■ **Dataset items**
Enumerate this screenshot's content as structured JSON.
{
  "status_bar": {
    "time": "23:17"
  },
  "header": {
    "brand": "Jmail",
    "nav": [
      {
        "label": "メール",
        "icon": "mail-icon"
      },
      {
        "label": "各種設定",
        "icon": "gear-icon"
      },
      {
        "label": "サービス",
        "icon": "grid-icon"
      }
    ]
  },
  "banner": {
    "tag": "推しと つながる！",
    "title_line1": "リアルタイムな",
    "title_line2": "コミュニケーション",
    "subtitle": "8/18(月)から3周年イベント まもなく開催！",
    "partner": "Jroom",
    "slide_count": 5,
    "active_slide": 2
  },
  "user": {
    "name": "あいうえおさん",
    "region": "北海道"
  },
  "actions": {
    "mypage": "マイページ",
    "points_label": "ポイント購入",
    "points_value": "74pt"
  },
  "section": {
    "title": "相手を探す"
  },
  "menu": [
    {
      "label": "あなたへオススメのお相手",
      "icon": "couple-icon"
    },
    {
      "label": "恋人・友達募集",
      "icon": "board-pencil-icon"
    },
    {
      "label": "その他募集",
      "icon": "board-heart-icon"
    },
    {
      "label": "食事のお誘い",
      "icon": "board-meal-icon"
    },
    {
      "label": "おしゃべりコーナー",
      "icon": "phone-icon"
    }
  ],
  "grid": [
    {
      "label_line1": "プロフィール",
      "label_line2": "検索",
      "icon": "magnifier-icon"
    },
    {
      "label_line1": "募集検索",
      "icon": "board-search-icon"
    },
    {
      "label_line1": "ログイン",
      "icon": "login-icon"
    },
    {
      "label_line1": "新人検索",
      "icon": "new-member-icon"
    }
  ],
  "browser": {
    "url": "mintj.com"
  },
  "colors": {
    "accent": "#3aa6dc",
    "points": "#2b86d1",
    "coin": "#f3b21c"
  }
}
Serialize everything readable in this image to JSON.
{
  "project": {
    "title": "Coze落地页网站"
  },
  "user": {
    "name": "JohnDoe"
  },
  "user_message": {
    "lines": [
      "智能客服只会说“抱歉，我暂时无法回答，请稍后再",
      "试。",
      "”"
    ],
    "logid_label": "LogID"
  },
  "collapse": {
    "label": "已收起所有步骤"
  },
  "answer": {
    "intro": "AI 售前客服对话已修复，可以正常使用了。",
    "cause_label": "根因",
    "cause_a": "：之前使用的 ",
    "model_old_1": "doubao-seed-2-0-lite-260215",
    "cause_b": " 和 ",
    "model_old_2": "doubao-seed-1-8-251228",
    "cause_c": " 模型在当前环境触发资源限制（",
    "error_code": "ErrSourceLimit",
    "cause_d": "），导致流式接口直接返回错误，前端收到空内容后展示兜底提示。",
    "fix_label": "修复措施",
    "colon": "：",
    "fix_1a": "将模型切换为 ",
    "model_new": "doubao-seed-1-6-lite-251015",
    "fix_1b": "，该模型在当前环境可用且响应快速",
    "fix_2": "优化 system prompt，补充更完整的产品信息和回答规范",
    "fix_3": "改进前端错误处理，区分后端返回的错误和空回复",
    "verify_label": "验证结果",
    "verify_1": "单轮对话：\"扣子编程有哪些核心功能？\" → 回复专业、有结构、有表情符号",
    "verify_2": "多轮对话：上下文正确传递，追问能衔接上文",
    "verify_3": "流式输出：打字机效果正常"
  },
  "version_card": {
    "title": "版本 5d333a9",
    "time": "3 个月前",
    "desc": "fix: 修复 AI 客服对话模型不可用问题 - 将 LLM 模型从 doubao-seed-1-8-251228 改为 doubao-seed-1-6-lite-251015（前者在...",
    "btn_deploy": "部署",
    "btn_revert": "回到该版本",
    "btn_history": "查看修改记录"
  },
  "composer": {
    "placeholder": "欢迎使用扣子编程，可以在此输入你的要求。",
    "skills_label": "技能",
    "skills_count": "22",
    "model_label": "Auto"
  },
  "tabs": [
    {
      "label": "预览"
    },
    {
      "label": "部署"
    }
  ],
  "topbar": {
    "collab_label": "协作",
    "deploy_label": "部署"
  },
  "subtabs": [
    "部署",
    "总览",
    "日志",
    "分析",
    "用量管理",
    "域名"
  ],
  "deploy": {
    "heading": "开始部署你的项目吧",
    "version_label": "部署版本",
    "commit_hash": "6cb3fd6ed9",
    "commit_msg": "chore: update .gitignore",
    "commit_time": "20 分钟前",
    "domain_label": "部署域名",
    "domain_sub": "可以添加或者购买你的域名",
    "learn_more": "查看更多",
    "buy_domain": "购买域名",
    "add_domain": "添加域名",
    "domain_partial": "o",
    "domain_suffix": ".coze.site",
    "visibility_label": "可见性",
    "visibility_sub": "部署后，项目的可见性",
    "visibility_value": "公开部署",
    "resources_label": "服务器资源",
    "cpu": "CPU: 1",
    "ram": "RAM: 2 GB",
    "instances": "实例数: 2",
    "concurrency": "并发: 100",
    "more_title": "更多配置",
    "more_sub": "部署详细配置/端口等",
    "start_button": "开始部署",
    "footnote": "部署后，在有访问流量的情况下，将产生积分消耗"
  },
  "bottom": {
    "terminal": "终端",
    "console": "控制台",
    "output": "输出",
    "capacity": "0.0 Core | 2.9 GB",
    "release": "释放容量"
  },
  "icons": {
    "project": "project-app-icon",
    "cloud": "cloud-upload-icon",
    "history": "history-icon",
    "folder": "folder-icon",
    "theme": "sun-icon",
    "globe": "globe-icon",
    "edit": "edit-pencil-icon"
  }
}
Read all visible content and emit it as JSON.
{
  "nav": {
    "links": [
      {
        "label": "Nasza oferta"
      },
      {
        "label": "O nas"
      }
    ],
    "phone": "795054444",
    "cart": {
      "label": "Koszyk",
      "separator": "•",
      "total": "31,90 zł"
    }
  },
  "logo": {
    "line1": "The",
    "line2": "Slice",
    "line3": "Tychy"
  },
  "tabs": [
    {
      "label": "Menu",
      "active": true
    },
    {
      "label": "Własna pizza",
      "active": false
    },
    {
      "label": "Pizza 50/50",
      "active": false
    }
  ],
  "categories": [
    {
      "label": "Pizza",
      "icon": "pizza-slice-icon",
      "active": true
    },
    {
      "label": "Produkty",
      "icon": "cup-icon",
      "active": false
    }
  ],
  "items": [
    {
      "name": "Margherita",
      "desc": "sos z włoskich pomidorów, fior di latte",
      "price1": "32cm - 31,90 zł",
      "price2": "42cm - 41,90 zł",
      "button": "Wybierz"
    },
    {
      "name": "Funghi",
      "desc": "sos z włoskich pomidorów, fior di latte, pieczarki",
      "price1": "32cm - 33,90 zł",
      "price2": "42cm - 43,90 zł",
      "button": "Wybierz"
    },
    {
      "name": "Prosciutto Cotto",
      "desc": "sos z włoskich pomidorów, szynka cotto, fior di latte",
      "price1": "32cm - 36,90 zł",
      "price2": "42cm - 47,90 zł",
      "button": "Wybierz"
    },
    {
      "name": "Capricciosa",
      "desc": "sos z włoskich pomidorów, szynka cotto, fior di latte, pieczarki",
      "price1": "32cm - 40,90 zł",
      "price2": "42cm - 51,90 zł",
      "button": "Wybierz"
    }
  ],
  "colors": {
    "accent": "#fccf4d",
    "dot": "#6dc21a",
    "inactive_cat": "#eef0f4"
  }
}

■ **Work to complete**
Copy out each line of the material that holds the word "latte".

■ **Exercise solution**
      "desc": "sos z włoskich pomidorów, fior di latte",
      "desc": "sos z włoskich pomidorów, fior di latte, pieczarki",
      "desc": "sos z włoskich pomidorów, szynka cotto, fior di latte",
      "desc": "sos z włoskich pomidorów, szynka cotto, fior di latte, pieczarki",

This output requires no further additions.